:: Tarefa a ::
Com base na notícia abaixo sobre o depoimento de Anderson Torres, responda:
(i) Em que data Torres prestou o depoimento inicial?
(ii) Por que motivo o segundo depoimento foi adiado?
(iii) Onde Torres segue detido?

··· Notícia

Ex-ministro da Justiça suspeito de participação na tentativa de golpe jurou ser inocente em seu primeiro depoimento. Confira
O depoimento inicial do ex-ministro da Justiça, Anderson Torres, em 14 de janeiro, logo após sua prisão, foi divulgado pela Justiça. Torres se diz inocente da participação nos atos golpistas de 8 de janeiro. Ele tampouco teria nada com a minuta de decreto anulando o resultado das eleições presidenciais. Suas declarações são mais lamentações pessoais do que respostas concretas. Já seu segundo depoimento deveria ser colhido nesta segunda-feira (23), mas foi adiado por falta de autorização judicial. Ele segue detido em um cela no 4º Batalhão da Polícia Militar, no Guará (DF).

······
··· Registros fornecidos

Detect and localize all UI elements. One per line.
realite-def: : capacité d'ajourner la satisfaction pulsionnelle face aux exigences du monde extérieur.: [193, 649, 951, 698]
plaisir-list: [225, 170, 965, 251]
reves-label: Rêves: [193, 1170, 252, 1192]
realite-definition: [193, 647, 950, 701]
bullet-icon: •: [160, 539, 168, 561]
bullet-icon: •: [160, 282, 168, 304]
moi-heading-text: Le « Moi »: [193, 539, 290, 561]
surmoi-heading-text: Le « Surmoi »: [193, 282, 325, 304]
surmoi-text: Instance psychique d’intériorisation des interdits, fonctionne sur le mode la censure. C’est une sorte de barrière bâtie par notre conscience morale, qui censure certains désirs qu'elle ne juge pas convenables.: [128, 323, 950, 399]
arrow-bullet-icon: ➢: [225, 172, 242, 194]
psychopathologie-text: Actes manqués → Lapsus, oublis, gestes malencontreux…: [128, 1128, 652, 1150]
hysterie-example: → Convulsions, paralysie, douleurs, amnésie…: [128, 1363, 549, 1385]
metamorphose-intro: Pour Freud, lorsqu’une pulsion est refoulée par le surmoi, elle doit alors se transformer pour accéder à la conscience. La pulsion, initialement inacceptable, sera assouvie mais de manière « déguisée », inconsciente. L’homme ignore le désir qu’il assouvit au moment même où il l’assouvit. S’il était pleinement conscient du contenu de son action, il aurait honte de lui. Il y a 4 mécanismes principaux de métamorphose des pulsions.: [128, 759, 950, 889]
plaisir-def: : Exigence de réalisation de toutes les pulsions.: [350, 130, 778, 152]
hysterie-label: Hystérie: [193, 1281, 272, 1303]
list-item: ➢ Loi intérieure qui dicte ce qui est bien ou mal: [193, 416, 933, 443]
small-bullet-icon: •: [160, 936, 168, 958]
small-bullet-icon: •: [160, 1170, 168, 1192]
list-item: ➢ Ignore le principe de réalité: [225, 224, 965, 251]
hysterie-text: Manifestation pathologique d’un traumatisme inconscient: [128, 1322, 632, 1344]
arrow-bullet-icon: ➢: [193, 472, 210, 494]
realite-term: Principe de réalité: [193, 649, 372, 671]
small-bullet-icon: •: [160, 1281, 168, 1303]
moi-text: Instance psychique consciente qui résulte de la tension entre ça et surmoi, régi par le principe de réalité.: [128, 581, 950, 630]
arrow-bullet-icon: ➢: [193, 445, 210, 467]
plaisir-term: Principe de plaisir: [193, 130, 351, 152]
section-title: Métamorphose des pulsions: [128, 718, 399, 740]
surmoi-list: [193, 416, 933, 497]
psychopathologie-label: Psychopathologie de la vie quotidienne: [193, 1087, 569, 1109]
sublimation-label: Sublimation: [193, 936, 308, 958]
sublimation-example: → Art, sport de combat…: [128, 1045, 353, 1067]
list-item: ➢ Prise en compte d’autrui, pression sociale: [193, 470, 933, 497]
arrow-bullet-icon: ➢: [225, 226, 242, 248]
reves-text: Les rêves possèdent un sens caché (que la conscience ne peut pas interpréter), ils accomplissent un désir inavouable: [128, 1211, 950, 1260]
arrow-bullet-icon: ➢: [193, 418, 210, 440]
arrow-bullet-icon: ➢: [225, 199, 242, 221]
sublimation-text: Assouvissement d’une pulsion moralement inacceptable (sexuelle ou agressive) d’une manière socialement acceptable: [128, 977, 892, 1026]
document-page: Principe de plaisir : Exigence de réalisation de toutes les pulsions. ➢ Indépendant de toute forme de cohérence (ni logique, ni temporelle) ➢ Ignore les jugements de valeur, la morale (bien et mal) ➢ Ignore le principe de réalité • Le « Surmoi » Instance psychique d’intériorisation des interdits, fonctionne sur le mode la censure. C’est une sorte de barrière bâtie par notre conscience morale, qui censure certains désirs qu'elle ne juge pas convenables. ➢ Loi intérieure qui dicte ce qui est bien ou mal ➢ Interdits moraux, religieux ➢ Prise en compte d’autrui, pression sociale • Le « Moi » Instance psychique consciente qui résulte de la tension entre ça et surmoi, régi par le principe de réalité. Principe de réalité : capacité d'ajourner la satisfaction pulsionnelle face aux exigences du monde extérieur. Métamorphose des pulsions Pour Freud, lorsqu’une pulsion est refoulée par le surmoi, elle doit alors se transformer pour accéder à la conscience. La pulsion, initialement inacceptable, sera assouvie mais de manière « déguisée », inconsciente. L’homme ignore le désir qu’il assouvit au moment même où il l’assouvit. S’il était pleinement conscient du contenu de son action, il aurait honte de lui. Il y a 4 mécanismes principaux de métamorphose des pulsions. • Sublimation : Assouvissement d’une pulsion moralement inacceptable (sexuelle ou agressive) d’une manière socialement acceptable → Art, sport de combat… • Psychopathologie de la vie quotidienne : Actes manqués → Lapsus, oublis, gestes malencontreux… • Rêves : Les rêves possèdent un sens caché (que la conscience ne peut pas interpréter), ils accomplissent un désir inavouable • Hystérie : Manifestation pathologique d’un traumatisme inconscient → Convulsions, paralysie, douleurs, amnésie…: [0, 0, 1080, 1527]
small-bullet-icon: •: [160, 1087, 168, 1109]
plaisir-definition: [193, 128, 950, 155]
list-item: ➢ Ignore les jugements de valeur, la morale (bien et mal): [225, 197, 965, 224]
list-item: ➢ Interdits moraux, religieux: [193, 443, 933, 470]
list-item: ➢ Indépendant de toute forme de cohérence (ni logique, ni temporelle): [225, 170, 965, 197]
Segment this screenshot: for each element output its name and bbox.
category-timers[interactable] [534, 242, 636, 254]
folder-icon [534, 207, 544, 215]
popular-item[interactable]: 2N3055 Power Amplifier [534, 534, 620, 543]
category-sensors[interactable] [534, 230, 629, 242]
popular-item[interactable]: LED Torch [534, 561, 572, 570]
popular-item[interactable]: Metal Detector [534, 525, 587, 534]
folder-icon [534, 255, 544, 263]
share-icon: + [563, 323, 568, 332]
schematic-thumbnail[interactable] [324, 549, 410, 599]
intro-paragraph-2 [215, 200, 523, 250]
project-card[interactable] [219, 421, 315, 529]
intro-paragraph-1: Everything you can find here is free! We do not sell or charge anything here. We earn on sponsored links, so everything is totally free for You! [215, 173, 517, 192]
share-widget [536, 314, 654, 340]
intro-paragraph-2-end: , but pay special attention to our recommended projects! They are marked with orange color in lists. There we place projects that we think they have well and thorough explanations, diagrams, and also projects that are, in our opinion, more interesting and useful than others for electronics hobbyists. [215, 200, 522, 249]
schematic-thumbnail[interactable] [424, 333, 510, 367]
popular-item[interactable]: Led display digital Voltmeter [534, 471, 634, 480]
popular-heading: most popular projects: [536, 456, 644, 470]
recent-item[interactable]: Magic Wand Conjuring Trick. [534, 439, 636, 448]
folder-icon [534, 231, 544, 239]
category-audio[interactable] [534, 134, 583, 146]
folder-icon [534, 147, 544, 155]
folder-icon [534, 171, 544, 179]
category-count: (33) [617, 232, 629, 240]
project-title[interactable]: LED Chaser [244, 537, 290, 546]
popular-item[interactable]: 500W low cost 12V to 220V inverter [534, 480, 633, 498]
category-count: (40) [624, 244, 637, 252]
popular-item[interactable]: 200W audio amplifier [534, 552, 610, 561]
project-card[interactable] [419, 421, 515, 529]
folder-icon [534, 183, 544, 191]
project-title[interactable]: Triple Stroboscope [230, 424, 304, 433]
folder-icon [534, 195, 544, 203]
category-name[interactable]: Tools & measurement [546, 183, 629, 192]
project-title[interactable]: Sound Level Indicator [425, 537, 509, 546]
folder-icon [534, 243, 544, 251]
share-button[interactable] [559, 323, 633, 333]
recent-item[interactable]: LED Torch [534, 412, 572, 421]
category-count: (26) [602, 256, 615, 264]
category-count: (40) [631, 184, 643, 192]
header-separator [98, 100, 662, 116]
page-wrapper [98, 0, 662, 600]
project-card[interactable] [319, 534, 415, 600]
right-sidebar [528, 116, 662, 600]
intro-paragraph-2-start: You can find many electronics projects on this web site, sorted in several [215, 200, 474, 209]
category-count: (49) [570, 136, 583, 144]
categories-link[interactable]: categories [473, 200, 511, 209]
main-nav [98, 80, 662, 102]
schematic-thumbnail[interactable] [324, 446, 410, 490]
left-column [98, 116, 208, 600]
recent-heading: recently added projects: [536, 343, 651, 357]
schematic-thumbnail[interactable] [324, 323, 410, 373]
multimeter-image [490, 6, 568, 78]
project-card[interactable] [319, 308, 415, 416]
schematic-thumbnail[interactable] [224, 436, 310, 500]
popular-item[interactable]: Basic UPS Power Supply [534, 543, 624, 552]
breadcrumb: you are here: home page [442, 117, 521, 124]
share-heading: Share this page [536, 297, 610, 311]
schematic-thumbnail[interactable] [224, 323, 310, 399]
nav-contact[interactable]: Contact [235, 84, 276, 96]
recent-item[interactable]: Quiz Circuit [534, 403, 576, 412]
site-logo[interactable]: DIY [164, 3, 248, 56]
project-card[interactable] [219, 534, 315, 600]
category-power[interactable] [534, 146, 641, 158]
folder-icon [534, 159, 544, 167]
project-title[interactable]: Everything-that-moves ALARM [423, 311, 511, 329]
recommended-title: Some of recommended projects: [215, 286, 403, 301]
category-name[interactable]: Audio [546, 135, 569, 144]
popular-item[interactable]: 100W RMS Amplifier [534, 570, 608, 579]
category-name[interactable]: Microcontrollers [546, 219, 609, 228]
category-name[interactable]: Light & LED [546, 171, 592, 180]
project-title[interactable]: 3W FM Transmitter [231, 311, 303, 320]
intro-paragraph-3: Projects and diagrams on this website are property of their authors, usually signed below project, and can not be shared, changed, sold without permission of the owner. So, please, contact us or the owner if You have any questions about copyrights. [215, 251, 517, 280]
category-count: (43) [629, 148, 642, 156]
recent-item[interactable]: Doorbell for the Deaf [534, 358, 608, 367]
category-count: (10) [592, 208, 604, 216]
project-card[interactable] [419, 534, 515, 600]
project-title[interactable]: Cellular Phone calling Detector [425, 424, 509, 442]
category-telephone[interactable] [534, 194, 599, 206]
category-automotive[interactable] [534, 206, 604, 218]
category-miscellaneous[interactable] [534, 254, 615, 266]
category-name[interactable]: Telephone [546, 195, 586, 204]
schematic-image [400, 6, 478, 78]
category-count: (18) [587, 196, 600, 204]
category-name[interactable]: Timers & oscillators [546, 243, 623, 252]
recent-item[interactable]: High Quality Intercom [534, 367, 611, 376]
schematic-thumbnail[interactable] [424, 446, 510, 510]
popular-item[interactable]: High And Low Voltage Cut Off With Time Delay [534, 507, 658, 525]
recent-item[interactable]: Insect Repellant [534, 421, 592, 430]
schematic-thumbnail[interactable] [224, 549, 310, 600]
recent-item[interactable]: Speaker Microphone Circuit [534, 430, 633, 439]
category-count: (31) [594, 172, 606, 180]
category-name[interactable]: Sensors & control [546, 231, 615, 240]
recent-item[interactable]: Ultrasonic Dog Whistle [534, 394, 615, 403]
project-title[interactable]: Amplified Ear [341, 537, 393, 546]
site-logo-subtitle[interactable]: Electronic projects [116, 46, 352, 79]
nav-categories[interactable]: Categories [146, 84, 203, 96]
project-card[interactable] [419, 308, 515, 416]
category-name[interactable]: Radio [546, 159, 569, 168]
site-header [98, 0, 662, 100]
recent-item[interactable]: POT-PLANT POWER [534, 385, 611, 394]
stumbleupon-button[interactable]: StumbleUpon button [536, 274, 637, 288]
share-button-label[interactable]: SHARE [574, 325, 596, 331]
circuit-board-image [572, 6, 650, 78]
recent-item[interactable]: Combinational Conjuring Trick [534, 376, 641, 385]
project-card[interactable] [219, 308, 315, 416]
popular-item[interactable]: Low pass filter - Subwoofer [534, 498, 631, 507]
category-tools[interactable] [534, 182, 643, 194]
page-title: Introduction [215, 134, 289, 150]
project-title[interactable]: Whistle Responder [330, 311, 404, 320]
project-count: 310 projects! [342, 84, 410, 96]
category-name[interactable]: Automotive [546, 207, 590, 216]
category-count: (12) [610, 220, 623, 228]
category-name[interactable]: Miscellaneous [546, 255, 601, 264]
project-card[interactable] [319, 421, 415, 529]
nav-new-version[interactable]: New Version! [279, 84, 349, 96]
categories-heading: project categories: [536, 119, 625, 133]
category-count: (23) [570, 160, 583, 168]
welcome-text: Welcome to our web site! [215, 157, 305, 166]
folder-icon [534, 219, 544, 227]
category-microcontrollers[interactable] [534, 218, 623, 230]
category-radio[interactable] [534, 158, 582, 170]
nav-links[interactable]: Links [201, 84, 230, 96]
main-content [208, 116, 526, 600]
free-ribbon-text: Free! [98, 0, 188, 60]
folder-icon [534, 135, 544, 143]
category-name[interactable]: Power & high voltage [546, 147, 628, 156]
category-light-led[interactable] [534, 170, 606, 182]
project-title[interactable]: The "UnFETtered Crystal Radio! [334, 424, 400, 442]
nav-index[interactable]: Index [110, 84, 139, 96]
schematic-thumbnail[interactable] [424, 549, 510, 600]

······

:: Tarefa b ::
Filtre os registros acima, copiando cada linha que contenha a palavra "Whistle". Diferencie maiúsculas de minúsculas.

:: Resposta correta a ::
(i) Em 14 de janeiro.
(ii) Por falta de autorização judicial.
(iii) Em uma cela no 4º Batalhão da Polícia Militar, no Guará (DF).

:: Resposta correta b ::
recent-item[interactable]: Ultrasonic Dog Whistle [534, 394, 615, 403]
project-title[interactable]: Whistle Responder [330, 311, 404, 320]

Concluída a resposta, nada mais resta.